» **REQUIREMENT**
Tally the lines that contain the string "every" and state that total without comment.

════════════════════

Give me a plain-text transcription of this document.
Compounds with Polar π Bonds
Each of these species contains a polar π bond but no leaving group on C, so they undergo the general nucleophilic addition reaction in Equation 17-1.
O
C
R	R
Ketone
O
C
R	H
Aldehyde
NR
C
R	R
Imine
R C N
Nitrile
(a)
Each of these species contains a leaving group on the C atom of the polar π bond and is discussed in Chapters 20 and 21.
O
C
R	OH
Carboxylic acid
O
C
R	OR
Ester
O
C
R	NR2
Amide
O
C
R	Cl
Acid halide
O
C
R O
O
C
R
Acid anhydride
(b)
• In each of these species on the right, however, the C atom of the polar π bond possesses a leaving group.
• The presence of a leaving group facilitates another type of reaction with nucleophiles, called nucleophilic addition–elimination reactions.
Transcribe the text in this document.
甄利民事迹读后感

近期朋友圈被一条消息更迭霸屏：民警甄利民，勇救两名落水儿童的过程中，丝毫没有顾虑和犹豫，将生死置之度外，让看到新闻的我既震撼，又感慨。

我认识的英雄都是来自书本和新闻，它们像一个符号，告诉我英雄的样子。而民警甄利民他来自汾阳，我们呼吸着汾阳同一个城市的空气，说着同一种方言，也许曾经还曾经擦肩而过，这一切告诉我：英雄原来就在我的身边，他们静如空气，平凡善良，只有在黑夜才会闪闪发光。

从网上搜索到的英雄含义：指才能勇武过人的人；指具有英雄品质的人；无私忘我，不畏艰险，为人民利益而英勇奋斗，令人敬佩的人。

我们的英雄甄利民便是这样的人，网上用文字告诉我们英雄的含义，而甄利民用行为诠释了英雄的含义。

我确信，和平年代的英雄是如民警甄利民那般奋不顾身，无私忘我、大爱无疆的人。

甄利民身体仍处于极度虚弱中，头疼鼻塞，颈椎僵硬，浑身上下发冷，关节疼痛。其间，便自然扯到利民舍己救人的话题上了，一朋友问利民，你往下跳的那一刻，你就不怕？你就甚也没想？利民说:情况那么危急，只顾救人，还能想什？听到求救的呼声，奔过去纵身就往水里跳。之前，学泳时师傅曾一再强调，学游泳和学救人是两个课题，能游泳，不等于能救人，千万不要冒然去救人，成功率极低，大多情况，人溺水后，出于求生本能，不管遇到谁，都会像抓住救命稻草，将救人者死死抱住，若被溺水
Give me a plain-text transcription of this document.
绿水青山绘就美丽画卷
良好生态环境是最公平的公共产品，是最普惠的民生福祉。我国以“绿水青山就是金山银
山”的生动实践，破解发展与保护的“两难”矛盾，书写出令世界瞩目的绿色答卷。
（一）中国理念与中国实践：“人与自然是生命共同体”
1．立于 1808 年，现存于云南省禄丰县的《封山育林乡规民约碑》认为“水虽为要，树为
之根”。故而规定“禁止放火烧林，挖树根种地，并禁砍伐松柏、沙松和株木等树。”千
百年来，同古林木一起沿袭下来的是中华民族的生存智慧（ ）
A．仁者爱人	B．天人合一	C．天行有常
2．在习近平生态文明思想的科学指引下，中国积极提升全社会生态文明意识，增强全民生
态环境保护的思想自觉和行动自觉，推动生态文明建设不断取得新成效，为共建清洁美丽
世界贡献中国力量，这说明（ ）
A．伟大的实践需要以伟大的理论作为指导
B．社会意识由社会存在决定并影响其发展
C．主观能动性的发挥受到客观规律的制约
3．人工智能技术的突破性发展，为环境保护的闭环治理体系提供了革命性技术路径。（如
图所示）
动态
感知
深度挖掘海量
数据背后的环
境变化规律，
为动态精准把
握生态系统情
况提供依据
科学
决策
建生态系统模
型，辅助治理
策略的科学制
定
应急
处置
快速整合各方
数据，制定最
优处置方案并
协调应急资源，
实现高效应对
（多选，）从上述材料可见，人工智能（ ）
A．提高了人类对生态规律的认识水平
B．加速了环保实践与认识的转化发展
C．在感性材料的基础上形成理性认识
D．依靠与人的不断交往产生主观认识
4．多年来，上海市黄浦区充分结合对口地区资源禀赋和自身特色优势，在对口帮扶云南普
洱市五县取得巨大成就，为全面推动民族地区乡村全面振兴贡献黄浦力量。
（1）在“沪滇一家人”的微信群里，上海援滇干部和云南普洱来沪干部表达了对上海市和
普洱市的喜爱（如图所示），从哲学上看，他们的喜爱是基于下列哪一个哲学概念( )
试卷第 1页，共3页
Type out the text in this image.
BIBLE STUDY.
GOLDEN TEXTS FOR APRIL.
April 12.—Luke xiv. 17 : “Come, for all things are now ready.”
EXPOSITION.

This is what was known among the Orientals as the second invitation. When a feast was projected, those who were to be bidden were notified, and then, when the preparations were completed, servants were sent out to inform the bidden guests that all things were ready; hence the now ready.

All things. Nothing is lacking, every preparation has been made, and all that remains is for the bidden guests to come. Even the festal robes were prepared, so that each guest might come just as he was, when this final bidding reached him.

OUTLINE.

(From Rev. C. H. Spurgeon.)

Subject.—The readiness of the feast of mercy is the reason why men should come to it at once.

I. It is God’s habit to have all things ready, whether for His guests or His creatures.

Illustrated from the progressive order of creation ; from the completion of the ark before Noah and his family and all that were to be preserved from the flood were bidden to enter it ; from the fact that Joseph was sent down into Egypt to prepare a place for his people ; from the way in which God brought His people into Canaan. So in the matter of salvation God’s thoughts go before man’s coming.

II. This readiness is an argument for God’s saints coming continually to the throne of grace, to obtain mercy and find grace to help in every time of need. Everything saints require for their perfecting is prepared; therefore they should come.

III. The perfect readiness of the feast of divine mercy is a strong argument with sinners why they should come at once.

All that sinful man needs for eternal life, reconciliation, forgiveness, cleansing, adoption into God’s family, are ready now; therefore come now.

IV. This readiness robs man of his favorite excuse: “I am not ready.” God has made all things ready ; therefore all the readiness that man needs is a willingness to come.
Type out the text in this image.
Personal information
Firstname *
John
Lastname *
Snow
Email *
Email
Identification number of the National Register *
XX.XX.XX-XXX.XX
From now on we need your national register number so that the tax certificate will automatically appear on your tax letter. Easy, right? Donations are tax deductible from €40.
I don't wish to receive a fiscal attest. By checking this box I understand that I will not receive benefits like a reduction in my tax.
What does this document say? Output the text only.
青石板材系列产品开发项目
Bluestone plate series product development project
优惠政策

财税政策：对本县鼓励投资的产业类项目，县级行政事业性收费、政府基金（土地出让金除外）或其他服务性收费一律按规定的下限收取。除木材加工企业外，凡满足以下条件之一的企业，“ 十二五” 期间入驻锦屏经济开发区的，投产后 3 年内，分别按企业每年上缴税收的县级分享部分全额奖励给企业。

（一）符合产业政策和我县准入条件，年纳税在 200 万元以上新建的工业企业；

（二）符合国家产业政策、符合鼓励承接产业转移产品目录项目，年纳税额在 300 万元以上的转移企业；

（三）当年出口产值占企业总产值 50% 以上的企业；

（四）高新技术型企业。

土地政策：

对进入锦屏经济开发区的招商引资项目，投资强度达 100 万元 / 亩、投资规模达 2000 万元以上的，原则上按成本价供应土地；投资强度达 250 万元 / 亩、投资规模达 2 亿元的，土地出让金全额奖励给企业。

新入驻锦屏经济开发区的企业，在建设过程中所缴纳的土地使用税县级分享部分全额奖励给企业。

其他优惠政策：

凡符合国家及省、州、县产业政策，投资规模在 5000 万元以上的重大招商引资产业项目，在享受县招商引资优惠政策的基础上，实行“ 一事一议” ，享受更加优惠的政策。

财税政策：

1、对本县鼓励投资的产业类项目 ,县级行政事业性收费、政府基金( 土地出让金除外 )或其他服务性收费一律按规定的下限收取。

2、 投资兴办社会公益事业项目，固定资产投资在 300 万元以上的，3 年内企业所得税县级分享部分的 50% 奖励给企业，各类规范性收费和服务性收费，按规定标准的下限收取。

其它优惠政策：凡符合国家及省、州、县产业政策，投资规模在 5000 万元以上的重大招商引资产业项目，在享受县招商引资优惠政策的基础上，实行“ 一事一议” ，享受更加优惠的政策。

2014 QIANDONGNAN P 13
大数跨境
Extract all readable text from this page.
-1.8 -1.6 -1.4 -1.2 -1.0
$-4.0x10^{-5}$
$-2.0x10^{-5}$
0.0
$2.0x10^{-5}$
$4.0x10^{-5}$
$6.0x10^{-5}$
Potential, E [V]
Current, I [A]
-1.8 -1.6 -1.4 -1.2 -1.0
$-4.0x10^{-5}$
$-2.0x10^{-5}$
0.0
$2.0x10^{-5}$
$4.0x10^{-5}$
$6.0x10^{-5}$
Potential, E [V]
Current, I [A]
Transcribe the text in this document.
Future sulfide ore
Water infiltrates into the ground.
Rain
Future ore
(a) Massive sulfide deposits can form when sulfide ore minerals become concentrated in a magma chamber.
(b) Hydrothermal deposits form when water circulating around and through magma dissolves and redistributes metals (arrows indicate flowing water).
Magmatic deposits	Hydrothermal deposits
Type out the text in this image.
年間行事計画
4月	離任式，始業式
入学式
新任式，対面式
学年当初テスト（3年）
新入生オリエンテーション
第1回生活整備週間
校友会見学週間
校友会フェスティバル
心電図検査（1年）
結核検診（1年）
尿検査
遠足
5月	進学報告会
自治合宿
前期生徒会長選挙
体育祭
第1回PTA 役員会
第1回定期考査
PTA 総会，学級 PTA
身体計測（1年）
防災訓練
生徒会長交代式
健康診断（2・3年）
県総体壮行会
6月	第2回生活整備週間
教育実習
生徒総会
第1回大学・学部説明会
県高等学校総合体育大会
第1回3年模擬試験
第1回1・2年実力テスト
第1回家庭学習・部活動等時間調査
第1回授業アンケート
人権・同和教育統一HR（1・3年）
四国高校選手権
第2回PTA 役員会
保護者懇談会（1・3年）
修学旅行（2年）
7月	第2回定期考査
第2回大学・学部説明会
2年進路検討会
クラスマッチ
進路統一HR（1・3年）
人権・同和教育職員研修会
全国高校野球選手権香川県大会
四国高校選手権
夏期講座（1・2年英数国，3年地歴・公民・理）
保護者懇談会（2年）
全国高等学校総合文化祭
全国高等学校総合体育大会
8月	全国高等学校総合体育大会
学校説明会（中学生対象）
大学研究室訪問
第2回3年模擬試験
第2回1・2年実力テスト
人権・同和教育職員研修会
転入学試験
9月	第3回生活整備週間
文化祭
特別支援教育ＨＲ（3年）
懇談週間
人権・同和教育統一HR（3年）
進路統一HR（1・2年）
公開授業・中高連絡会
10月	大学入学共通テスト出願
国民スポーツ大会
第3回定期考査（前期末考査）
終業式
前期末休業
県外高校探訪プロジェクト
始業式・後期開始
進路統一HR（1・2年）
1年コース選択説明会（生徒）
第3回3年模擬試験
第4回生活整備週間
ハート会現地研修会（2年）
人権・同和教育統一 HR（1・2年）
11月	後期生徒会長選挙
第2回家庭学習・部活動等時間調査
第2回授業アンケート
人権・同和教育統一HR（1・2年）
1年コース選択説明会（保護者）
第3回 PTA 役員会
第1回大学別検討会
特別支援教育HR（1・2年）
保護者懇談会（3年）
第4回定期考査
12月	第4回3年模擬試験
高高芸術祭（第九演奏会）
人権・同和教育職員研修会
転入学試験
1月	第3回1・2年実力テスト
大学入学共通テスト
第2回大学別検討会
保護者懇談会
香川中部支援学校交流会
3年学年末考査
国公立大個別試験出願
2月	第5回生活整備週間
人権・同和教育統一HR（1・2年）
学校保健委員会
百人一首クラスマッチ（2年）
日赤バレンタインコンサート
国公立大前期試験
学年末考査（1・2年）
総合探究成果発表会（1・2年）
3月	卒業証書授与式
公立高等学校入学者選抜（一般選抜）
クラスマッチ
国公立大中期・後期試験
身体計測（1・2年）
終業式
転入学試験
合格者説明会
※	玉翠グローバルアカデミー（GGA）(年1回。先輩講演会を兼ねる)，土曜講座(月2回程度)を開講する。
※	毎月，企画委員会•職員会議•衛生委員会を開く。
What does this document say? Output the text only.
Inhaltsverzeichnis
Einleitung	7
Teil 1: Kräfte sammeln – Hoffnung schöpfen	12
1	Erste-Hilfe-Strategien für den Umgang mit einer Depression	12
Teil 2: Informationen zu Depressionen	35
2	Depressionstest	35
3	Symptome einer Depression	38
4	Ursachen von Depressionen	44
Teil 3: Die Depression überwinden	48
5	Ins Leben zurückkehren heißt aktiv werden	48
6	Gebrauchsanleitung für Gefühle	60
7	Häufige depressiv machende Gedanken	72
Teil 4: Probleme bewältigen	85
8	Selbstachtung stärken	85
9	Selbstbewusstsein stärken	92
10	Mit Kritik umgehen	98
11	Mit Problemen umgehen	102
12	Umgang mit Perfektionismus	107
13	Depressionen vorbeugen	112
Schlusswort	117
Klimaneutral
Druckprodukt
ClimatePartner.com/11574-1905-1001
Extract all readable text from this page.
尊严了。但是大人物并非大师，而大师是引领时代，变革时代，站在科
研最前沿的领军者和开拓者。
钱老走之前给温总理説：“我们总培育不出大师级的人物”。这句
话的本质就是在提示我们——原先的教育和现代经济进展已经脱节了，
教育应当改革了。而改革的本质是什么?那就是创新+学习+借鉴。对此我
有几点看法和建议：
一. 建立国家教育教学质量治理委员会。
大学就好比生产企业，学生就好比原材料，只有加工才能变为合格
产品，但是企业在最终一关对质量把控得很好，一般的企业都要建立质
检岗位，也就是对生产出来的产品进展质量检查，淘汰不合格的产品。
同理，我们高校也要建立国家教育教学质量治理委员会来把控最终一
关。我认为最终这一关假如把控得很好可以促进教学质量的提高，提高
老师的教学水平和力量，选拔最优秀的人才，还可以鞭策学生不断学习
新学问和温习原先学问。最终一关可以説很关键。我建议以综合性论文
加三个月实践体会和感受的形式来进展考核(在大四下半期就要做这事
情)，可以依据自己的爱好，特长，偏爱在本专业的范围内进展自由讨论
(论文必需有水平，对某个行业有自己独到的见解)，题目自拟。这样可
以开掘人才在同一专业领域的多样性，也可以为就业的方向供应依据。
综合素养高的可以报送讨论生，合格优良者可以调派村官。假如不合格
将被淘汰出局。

════════════════════

» **OUTPUT OF THE EXERCISE**
2